━━ Working data ━━

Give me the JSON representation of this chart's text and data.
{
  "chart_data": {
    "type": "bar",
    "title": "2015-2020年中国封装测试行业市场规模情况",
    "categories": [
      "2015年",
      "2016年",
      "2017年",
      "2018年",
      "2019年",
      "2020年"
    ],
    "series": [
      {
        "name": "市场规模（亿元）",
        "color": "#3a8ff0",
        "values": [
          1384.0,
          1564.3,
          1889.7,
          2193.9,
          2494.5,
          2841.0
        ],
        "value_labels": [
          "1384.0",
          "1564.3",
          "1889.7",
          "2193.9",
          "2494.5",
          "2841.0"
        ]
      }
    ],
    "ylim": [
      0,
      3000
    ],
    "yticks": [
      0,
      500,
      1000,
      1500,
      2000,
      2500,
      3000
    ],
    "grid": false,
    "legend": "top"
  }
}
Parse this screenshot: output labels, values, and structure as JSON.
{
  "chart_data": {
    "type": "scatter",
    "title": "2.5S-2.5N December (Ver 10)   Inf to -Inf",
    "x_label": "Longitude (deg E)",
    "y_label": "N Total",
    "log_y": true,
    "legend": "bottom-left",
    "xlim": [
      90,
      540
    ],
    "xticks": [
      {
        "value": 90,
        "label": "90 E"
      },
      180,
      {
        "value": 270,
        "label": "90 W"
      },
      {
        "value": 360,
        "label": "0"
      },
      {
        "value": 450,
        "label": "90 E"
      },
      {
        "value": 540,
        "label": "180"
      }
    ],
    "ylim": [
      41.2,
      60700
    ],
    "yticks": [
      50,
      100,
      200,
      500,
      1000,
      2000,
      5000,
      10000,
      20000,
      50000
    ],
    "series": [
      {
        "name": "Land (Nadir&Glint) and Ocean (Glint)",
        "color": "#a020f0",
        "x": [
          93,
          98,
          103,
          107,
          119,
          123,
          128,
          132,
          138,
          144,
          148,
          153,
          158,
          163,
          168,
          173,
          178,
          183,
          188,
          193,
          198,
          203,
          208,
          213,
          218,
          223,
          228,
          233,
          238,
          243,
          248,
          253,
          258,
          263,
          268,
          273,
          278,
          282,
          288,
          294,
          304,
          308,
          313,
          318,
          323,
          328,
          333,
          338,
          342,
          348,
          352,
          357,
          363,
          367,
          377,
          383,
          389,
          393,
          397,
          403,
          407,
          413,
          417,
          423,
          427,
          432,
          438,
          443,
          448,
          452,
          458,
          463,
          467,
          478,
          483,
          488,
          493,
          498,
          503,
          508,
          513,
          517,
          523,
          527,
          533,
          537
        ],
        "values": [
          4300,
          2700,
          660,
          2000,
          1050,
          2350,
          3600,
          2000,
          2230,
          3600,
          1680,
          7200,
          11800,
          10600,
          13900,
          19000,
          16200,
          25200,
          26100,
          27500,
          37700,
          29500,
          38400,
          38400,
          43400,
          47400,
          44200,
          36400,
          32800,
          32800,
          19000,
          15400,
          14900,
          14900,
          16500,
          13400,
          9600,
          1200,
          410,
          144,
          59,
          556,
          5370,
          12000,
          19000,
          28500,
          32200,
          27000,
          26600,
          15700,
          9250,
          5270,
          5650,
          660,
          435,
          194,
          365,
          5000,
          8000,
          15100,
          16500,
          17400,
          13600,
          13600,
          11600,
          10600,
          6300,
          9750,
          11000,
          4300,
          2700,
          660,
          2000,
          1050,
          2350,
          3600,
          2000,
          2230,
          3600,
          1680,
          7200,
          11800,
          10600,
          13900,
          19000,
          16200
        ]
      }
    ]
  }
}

━━━

> [What is being asked] Write out the entries in full, exactly as given.

> [Final result]
Give me the JSON representation of this chart's text and data.
{
  "chart_data": {
    "type": "bar",
    "title": "2015-2020年中国封装测试行业市场规模情况",
    "categories": [
      "2015年",
      "2016年",
      "2017年",
      "2018年",
      "2019年",
      "2020年"
    ],
    "series": [
      {
        "name": "市场规模（亿元）",
        "color": "#3a8ff0",
        "values": [
          1384.0,
          1564.3,
          1889.7,
          2193.9,
          2494.5,
          2841.0
        ],
        "value_labels": [
          "1384.0",
          "1564.3",
          "1889.7",
          "2193.9",
          "2494.5",
          "2841.0"
        ]
      }
    ],
    "ylim": [
      0,
      3000
    ],
    "yticks": [
      0,
      500,
      1000,
      1500,
      2000,
      2500,
      3000
    ],
    "grid": false,
    "legend": "top"
  }
}
Parse this screenshot: output labels, values, and structure as JSON.
{
  "chart_data": {
    "type": "scatter",
    "title": "2.5S-2.5N December (Ver 10)   Inf to -Inf",
    "x_label": "Longitude (deg E)",
    "y_label": "N Total",
    "log_y": true,
    "legend": "bottom-left",
    "xlim": [
      90,
      540
    ],
    "xticks": [
      {
        "value": 90,
        "label": "90 E"
      },
      180,
      {
        "value": 270,
        "label": "90 W"
      },
      {
        "value": 360,
        "label": "0"
      },
      {
        "value": 450,
        "label": "90 E"
      },
      {
        "value": 540,
        "label": "180"
      }
    ],
    "ylim": [
      41.2,
      60700
    ],
    "yticks": [
      50,
      100,
      200,
      500,
      1000,
      2000,
      5000,
      10000,
      20000,
      50000
    ],
    "series": [
      {
        "name": "Land (Nadir&Glint) and Ocean (Glint)",
        "color": "#a020f0",
        "x": [
          93,
          98,
          103,
          107,
          119,
          123,
          128,
          132,
          138,
          144,
          148,
          153,
          158,
          163,
          168,
          173,
          178,
          183,
          188,
          193,
          198,
          203,
          208,
          213,
          218,
          223,
          228,
          233,
          238,
          243,
          248,
          253,
          258,
          263,
          268,
          273,
          278,
          282,
          288,
          294,
          304,
          308,
          313,
          318,
          323,
          328,
          333,
          338,
          342,
          348,
          352,
          357,
          363,
          367,
          377,
          383,
          389,
          393,
          397,
          403,
          407,
          413,
          417,
          423,
          427,
          432,
          438,
          443,
          448,
          452,
          458,
          463,
          467,
          478,
          483,
          488,
          493,
          498,
          503,
          508,
          513,
          517,
          523,
          527,
          533,
          537
        ],
        "values": [
          4300,
          2700,
          660,
          2000,
          1050,
          2350,
          3600,
          2000,
          2230,
          3600,
          1680,
          7200,
          11800,
          10600,
          13900,
          19000,
          16200,
          25200,
          26100,
          27500,
          37700,
          29500,
          38400,
          38400,
          43400,
          47400,
          44200,
          36400,
          32800,
          32800,
          19000,
          15400,
          14900,
          14900,
          16500,
          13400,
          9600,
          1200,
          410,
          144,
          59,
          556,
          5370,
          12000,
          19000,
          28500,
          32200,
          27000,
          26600,
          15700,
          9250,
          5270,
          5650,
          660,
          435,
          194,
          365,
          5000,
          8000,
          15100,
          16500,
          17400,
          13600,
          13600,
          11600,
          10600,
          6300,
          9750,
          11000,
          4300,
          2700,
          660,
          2000,
          1050,
          2350,
          3600,
          2000,
          2230,
          3600,
          1680,
          7200,
          11800,
          10600,
          13900,
          19000,
          16200
        ]
      }
    ]
  }
}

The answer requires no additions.